◆ GIVEN TASK
Look for the string "equation" and copy every line that has it.

◆ EXERCISE INPUTS

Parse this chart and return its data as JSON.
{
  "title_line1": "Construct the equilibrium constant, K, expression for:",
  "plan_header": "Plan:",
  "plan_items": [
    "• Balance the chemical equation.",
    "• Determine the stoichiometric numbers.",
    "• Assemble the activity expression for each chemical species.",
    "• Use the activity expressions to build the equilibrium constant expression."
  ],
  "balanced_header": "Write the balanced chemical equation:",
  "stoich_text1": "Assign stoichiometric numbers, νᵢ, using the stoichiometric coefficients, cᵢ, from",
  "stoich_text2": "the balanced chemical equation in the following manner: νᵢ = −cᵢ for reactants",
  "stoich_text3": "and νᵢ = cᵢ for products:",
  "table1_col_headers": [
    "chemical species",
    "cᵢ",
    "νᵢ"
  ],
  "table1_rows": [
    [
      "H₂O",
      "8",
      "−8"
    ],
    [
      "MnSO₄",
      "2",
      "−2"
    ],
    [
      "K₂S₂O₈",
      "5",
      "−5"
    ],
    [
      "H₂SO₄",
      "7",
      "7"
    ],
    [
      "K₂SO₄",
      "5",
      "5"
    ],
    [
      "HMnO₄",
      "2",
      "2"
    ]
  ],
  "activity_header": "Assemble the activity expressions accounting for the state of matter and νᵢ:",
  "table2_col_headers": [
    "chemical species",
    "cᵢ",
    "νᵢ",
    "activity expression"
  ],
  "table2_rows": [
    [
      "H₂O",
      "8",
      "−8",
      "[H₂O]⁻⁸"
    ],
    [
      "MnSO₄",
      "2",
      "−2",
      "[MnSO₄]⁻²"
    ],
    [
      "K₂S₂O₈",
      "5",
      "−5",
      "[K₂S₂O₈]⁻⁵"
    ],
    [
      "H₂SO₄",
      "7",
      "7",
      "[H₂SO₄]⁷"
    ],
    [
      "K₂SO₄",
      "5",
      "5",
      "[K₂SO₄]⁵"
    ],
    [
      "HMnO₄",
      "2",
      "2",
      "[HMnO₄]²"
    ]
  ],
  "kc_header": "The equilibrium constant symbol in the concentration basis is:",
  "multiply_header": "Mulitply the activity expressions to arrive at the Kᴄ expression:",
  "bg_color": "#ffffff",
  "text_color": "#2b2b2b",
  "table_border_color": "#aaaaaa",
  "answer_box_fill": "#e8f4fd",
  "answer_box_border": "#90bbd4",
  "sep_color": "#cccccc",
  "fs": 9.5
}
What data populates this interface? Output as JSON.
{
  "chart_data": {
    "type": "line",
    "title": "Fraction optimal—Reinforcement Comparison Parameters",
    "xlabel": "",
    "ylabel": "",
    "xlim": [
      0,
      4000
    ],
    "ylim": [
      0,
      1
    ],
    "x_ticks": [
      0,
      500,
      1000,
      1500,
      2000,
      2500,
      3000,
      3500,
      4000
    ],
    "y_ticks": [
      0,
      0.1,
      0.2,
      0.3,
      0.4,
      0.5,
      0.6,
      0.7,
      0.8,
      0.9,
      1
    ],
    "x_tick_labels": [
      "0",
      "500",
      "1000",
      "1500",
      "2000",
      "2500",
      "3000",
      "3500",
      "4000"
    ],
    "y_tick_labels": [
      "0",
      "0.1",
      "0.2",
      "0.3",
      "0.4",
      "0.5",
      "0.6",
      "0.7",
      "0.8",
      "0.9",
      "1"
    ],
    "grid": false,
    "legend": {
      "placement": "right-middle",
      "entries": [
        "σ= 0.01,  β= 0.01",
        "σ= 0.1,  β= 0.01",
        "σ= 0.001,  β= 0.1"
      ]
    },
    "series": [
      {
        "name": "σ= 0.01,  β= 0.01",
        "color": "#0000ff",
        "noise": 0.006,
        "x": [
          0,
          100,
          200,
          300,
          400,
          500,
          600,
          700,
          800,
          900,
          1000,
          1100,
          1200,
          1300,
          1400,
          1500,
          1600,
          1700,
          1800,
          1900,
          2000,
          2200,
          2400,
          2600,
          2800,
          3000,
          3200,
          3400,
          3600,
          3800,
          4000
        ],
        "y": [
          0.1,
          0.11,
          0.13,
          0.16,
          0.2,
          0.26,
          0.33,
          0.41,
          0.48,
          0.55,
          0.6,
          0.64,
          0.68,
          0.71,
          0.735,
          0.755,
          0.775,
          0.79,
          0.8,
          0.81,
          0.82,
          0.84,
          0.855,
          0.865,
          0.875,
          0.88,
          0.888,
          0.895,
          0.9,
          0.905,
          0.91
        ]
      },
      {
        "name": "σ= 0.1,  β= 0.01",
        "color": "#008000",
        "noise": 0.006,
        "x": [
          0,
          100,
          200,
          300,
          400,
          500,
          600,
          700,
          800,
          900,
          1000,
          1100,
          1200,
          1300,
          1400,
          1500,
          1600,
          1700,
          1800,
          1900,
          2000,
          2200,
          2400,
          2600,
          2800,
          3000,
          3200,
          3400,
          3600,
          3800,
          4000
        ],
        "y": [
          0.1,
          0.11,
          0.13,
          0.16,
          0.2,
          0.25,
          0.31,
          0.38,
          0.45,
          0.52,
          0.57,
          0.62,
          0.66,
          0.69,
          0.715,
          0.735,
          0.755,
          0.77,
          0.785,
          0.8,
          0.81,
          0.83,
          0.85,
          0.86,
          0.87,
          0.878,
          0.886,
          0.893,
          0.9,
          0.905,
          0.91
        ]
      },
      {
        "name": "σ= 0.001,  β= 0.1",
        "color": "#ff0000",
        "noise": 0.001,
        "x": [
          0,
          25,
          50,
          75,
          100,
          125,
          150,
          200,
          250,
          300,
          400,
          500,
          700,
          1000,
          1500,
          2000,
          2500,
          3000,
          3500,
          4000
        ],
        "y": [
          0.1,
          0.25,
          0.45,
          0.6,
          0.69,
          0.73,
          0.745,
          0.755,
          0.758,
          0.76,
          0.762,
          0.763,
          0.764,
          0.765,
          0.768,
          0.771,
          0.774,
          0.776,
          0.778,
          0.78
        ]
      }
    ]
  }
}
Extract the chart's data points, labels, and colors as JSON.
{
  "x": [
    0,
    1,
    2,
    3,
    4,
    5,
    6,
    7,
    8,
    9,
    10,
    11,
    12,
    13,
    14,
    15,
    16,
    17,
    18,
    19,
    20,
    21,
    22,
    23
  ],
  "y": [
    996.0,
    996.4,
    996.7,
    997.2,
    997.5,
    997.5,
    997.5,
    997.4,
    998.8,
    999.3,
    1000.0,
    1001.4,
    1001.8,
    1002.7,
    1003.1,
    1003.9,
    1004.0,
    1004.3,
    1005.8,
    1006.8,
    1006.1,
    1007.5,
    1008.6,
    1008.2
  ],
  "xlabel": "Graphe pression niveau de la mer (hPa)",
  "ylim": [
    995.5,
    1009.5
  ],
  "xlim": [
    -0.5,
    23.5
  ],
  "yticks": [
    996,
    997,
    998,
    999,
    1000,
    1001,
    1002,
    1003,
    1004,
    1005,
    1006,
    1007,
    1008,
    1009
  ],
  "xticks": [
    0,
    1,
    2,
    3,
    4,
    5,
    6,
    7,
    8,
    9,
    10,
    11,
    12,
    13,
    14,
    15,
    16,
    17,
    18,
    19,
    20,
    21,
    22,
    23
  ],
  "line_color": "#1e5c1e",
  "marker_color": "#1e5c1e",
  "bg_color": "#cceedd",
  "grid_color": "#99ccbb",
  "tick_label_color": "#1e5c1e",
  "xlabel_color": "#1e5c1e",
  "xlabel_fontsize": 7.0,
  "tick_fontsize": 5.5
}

◆ COMPLETE RESPONSE
    "• Balance the chemical equation.",
  "balanced_header": "Write the balanced chemical equation:",
  "stoich_text2": "the balanced chemical equation in the following manner: νᵢ = −cᵢ for reactants",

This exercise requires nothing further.